[DATA SHOWN]
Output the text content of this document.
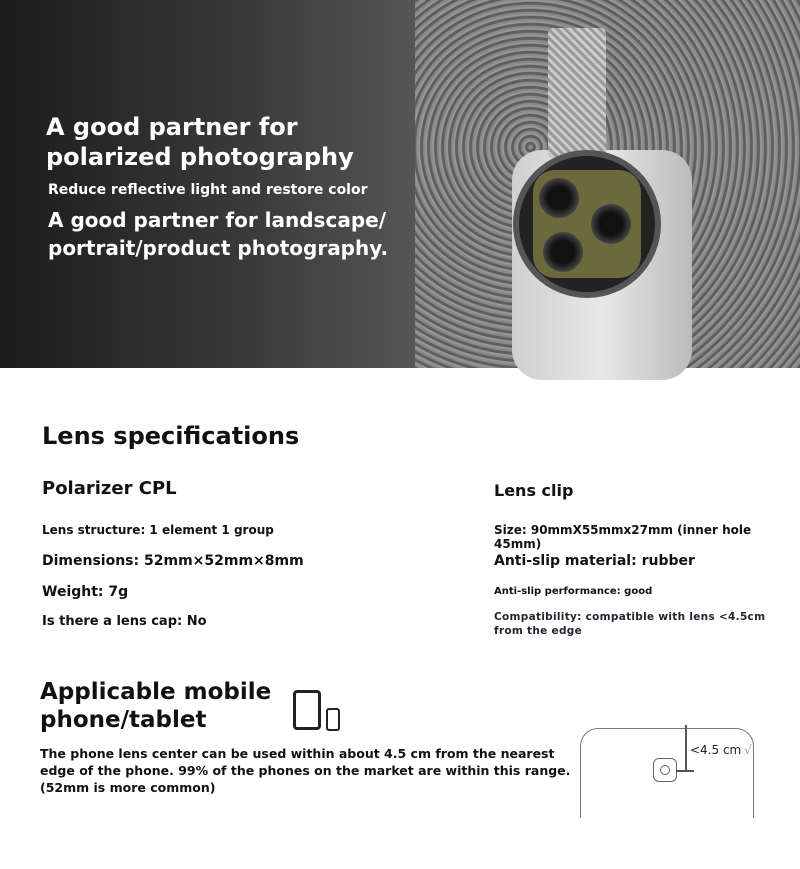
A good partner for polarized photography
Reduce reflective light and restore color
A good partner for landscape/ portrait/product photography.
Lens specifications
Polarizer CPL
Lens structure: 1 element 1 group
Dimensions: 52mm×52mm×8mm
Weight: 7g
Is there a lens cap: No
Lens clip
Size: 90mmX55mmx27mm (inner hole 45mm)
Anti-slip material: rubber
Anti-slip performance: good
Compatibility: compatible with lens <4.5cm from the edge
Applicable mobile phone/tablet
The phone lens center can be used within about 4.5 cm from the nearest edge of the phone. 99% of the phones on the market are within this range. (52mm is more common)
<4.5 cm √
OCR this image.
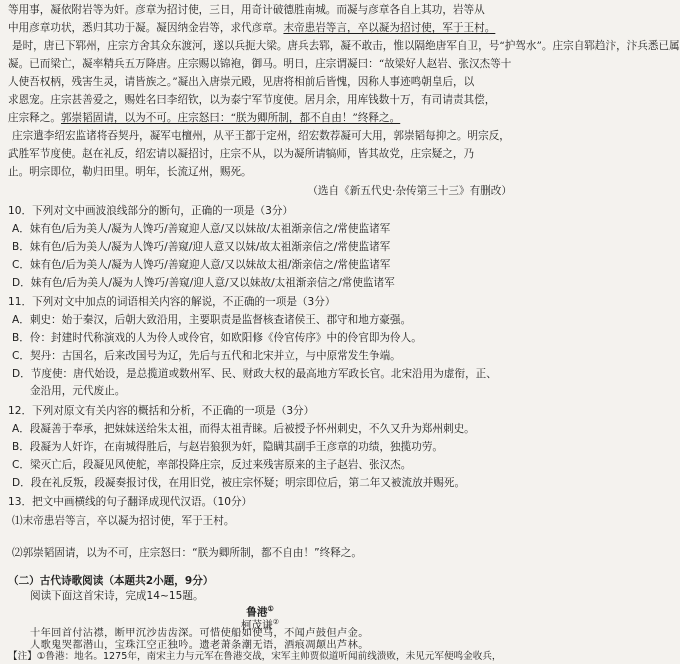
等用事，凝依附岩等为奸。彦章为招讨使，三日，用奇计破德胜南城。而凝与彦章各自上其功，岩等从
中用彦章功状，悉归其功于凝。凝因纳金岩等，求代彦章。末帝患岩等言，卒以凝为招讨使，军于王村。
是时，唐已下郓州，庄宗方舍其众东渡河，遂以兵扼大梁。唐兵去郓，凝不敢击，惟以隔绝唐军自卫，号“护驾水”。庄宗自郓趋汴，汴兵悉已属
凝。已而梁亡，凝率精兵五万降唐。庄宗赐以锦袍，御马。明日，庄宗谓凝曰：“故梁好人赵岩、张汉杰等十
人使吾权柄，残害生灵，请皆族之。”凝出入唐崇元殿，见唐将相前后皆愧，因称人事迹鸣朝皇后，以
求恩宠。庄宗甚善爱之，赐姓名曰李绍钦，以为泰宁军节度使。居月余，用库钱数十万，有司请责其偿，
庄宗释之。郭崇韬固请，以为不可。庄宗怒曰：“朕为卿所制，都不自由！”终释之。
庄宗遣李绍宏监诸将吞契丹，凝军屯檀州，从平王都于定州，绍宏数荐凝可大用，郭崇韬每抑之。明宗反，
武胜军节度使。赵在礼反，绍宏请以凝招讨，庄宗不从，以为凝所请犒师，皆其故党，庄宗疑之，乃
止。明宗即位，勒归田里。明年，长流辽州，赐死。
（选自《新五代史·杂传第三十三》有删改）
10．下列对文中画波浪线部分的断句，正确的一项是（3分）
A．妹有色/后为美人/凝为人馋巧/善窥迎人意/又以妹故/太祖渐亲信之/常使监诸军
B．妹有色/后为美人/凝为人馋巧/善窥/迎人意又以妹/故太祖渐亲信之/常使监诸军
C．妹有色/后为美人/凝为人馋巧/善窥迎人意/又以妹故太祖/渐亲信之/常使监诸军
D．妹有色/后为美人/凝为人馋巧/善窥/迎人意/又以妹故/太祖渐亲信之/常使监诸军
11．下列对文中加点的词语相关内容的解说，不正确的一项是（3分）
A．刺史：始于秦汉，后朝大致沿用，主要职责是监督核查诸侯王、郡守和地方豪强。
B．伶：封建时代称演戏的人为伶人或伶官，如欧阳修《伶官传序》中的伶官即为伶人。
C．契丹：古国名，后来改国号为辽，先后与五代和北宋并立，与中原常发生争端。
D．节度使：唐代始设，是总揽道或数州军、民、财政大权的最高地方军政长官。北宋沿用为虚衔，正、
金沿用，元代废止。
12．下列对原文有关内容的概括和分析，不正确的一项是（3分）
A．段凝善于奉承，把妹妹送给朱太祖，而得太祖青睐。后被授予怀州刺史，不久又升为郑州刺史。
B．段凝为人奸诈，在南城得胜后，与赵岩狼狈为奸，隐瞒其副手王彦章的功绩，独揽功劳。
C．梁灭亡后，段凝见风使舵，率部投降庄宗，反过来残害原来的主子赵岩、张汉杰。
D．段在礼反叛，段凝奏报讨伐，在用旧党，被庄宗怀疑；明宗即位后，第二年又被流放并赐死。
13．把文中画横线的句子翻译成现代汉语。（10分）
⑴末帝患岩等言，卒以凝为招讨使，军于王村。
⑵郭崇韬固请，以为不可，庄宗怒曰：“朕为卿所制，都不自由！”终释之。
（二）古代诗歌阅读（本题共2小题，9分）
阅读下面这首宋诗，完成14~15题。
鲁港①
柯茂谦②
十年回首付沾襟，断甲沉沙齿齿深。可惜使船如使马，不闻卢鼓但卢金。
人歌鬼哭都潜山，宝珠江空正独吟。遗老萧条潮无语，酒痕凋颠出芦林。
【注】①鲁港：地名。1275年，南宋主力与元军在鲁港交战，宋军主帅贾似道听闻前线溃败，未见元军便鸣金收兵，
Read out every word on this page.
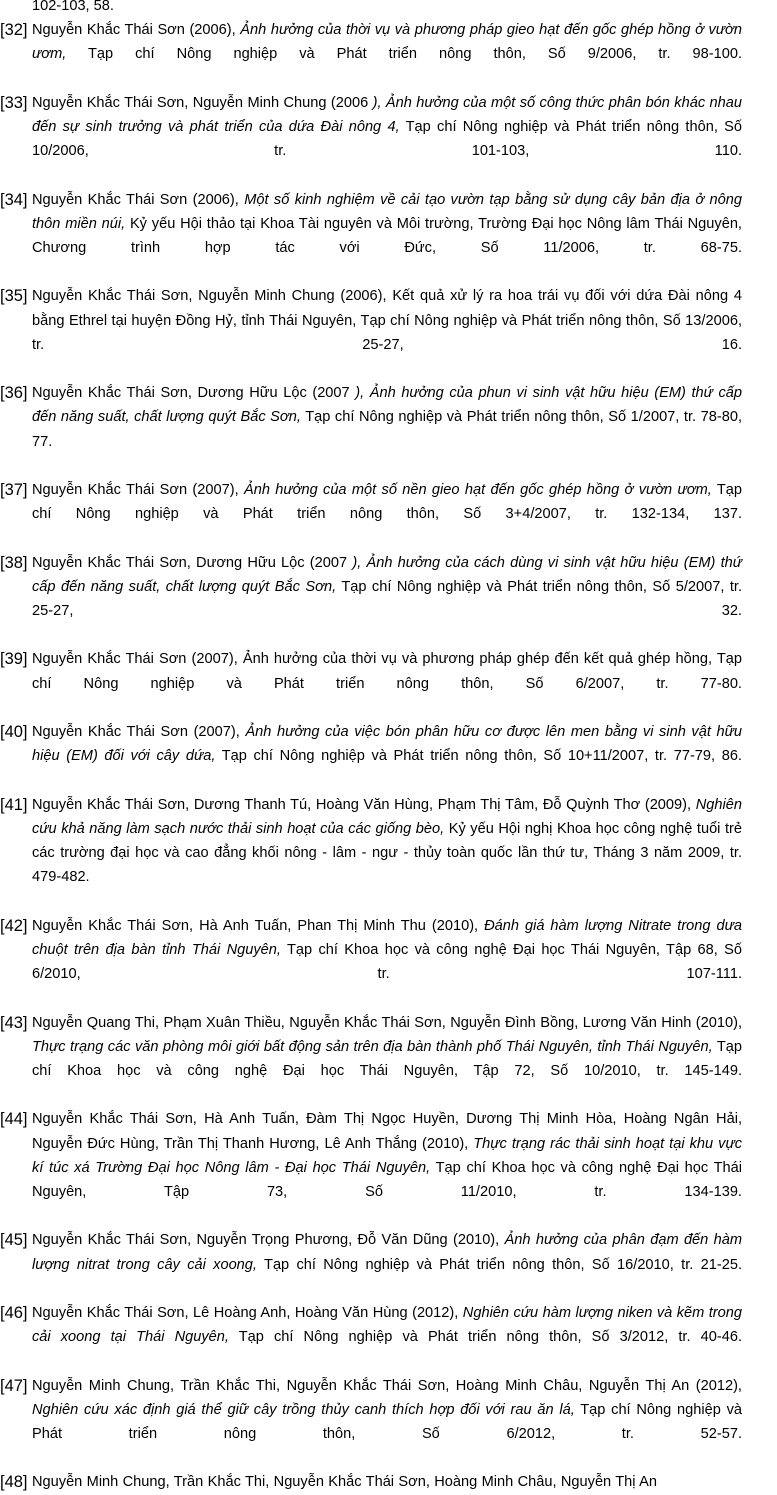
102-103, 58.
[32] Nguyễn Khắc Thái Sơn (2006), Ảnh hưởng của thời vụ và phương pháp gieo hạt đến gốc ghép hồng ở vườn ươm, Tạp chí Nông nghiệp và Phát triển nông thôn, Số 9/2006, tr. 98-100.
[33] Nguyễn Khắc Thái Sơn, Nguyễn Minh Chung (2006 ), Ảnh hưởng của một số công thức phân bón khác nhau đến sự sinh trưởng và phát triển của dứa Đài nông 4, Tạp chí Nông nghiệp và Phát triển nông thôn, Số 10/2006, tr. 101-103, 110.
[34] Nguyễn Khắc Thái Sơn (2006), Một số kinh nghiệm về cải tạo vườn tạp bằng sử dụng cây bản địa ở nông thôn miền núi, Kỷ yếu Hội thảo tại Khoa Tài nguyên và Môi trường, Trường Đại học Nông lâm Thái Nguyên, Chương trình hợp tác với Đức, Số 11/2006, tr. 68-75.
[35] Nguyễn Khắc Thái Sơn, Nguyễn Minh Chung (2006), Kết quả xử lý ra hoa trái vụ đối với dứa Đài nông 4 bằng Ethrel tại huyện Đồng Hỷ, tỉnh Thái Nguyên, Tạp chí Nông nghiệp và Phát triển nông thôn, Số 13/2006, tr. 25-27, 16.
[36] Nguyễn Khắc Thái Sơn, Dương Hữu Lộc (2007 ), Ảnh hưởng của phun vi sinh vật hữu hiệu (EM) thứ cấp đến năng suất, chất lượng quýt Bắc Sơn, Tạp chí Nông nghiệp và Phát triển nông thôn, Số 1/2007, tr. 78-80, 77.
[37] Nguyễn Khắc Thái Sơn (2007), Ảnh hưởng của một số nền gieo hạt đến gốc ghép hồng ở vườn ươm, Tạp chí Nông nghiệp và Phát triển nông thôn, Số 3+4/2007, tr. 132-134, 137.
[38] Nguyễn Khắc Thái Sơn, Dương Hữu Lộc (2007 ), Ảnh hưởng của cách dùng vi sinh vật hữu hiệu (EM) thứ cấp đến năng suất, chất lượng quýt Bắc Sơn, Tạp chí Nông nghiệp và Phát triển nông thôn, Số 5/2007, tr. 25-27, 32.
[39] Nguyễn Khắc Thái Sơn (2007), Ảnh hưởng của thời vụ và phương pháp ghép đến kết quả ghép hồng, Tạp chí Nông nghiệp và Phát triển nông thôn, Số 6/2007, tr. 77-80.
[40] Nguyễn Khắc Thái Sơn (2007), Ảnh hưởng của việc bón phân hữu cơ được lên men bằng vi sinh vật hữu hiệu (EM) đối với cây dứa, Tạp chí Nông nghiệp và Phát triển nông thôn, Số 10+11/2007, tr. 77-79, 86.
[41] Nguyễn Khắc Thái Sơn, Dương Thanh Tú, Hoàng Văn Hùng, Phạm Thị Tâm, Đỗ Quỳnh Thơ (2009), Nghiên cứu khả năng làm sạch nước thải sinh hoạt của các giống bèo, Kỷ yếu Hội nghị Khoa học công nghệ tuổi trẻ các trường đại học và cao đẳng khối nông - lâm - ngư - thủy toàn quốc lần thứ tư, Tháng 3 năm 2009, tr. 479-482.
[42] Nguyễn Khắc Thái Sơn, Hà Anh Tuấn, Phan Thị Minh Thu (2010), Đánh giá hàm lượng Nitrate trong dưa chuột trên địa bàn tỉnh Thái Nguyên, Tạp chí Khoa học và công nghệ Đại học Thái Nguyên, Tập 68, Số 6/2010, tr. 107-111.
[43] Nguyễn Quang Thi, Phạm Xuân Thiều, Nguyễn Khắc Thái Sơn, Nguyễn Đình Bồng, Lương Văn Hinh (2010), Thực trạng các văn phòng môi giới bất động sản trên địa bàn thành phố Thái Nguyên, tỉnh Thái Nguyên, Tạp chí Khoa học và công nghệ Đại học Thái Nguyên, Tập 72, Số 10/2010, tr. 145-149.
[44] Nguyễn Khắc Thái Sơn, Hà Anh Tuấn, Đàm Thị Ngọc Huyền, Dương Thị Minh Hòa, Hoàng Ngân Hải, Nguyễn Đức Hùng, Trần Thị Thanh Hương, Lê Anh Thắng (2010), Thực trạng rác thải sinh hoạt tại khu vực kí túc xá Trường Đại học Nông lâm - Đại học Thái Nguyên, Tạp chí Khoa học và công nghệ Đại học Thái Nguyên, Tập 73, Số 11/2010, tr. 134-139.
[45] Nguyễn Khắc Thái Sơn, Nguyễn Trọng Phương, Đỗ Văn Dũng (2010), Ảnh hưởng của phân đạm đến hàm lượng nitrat trong cây cải xoong, Tạp chí Nông nghiệp và Phát triển nông thôn, Số 16/2010, tr. 21-25.
[46] Nguyễn Khắc Thái Sơn, Lê Hoàng Anh, Hoàng Văn Hùng (2012), Nghiên cứu hàm lượng niken và kẽm trong cải xoong tại Thái Nguyên, Tạp chí Nông nghiệp và Phát triển nông thôn, Số 3/2012, tr. 40-46.
[47] Nguyễn Minh Chung, Trần Khắc Thi, Nguyễn Khắc Thái Sơn, Hoàng Minh Châu, Nguyễn Thị An (2012), Nghiên cứu xác định giá thể giữ cây trồng thủy canh thích hợp đối với rau ăn lá, Tạp chí Nông nghiệp và Phát triển nông thôn, Số 6/2012, tr. 52-57.
[48] Nguyễn Minh Chung, Trần Khắc Thi, Nguyễn Khắc Thái Sơn, Hoàng Minh Châu, Nguyễn Thị An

[DIRECTION]
Pull every line containing the word "xoong" out of the material and copy it.

[CORRECT RESULT]
[45] Nguyễn Khắc Thái Sơn, Nguyễn Trọng Phương, Đỗ Văn Dũng (2010), Ảnh hưởng của phân đạm đến hàm lượng nitrat trong cây cải xoong, Tạp chí Nông nghiệp và Phát triển nông thôn, Số 16/2010, tr. 21-25.
[46] Nguyễn Khắc Thái Sơn, Lê Hoàng Anh, Hoàng Văn Hùng (2012), Nghiên cứu hàm lượng niken và kẽm trong cải xoong tại Thái Nguyên, Tạp chí Nông nghiệp và Phát triển nông thôn, Số 3/2012, tr. 40-46.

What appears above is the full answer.